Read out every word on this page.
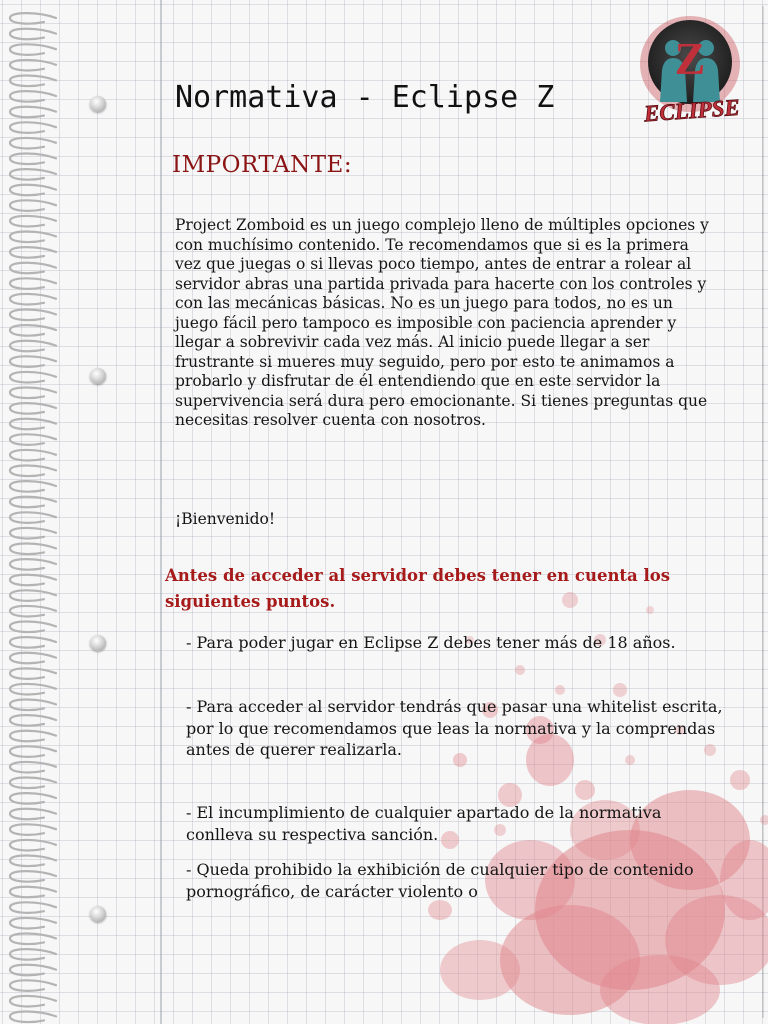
Z
ECLIPSE
Normativa - Eclipse Z
IMPORTANTE:

Project Zomboid es un juego complejo lleno de múltiples opciones y con muchísimo contenido. Te recomendamos que si es la primera vez que juegas o si llevas poco tiempo, antes de entrar a rolear al servidor abras una partida privada para hacerte con los controles y con las mecánicas básicas. No es un juego para todos, no es un juego fácil pero tampoco es imposible con paciencia aprender y llegar a sobrevivir cada vez más. Al inicio puede llegar a ser frustrante si mueres muy seguido, pero por esto te animamos a probarlo y disfrutar de él entendiendo que en este servidor la supervivencia será dura pero emocionante. Si tienes preguntas que necesitas resolver cuenta con nosotros.

¡Bienvenido!

Antes de acceder al servidor debes tener en cuenta los siguientes puntos.

- Para poder jugar en Eclipse Z debes tener más de 18 años.

- Para acceder al servidor tendrás que pasar una whitelist escrita, por lo que recomendamos que leas la normativa y la comprendas antes de querer realizarla.

- El incumplimiento de cualquier apartado de la normativa conlleva su respectiva sanción.

- Queda prohibido la exhibición de cualquier tipo de contenido pornográfico, de carácter violento o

---*---

WRITTEN EXERCISE -> Copy down every line of the entries containing the word "cualquier".

CORRECT RESULT ->
- El incumplimiento de cualquier apartado de la normativa conlleva su respectiva sanción.
- Queda prohibido la exhibición de cualquier tipo de contenido pornográfico, de carácter violento o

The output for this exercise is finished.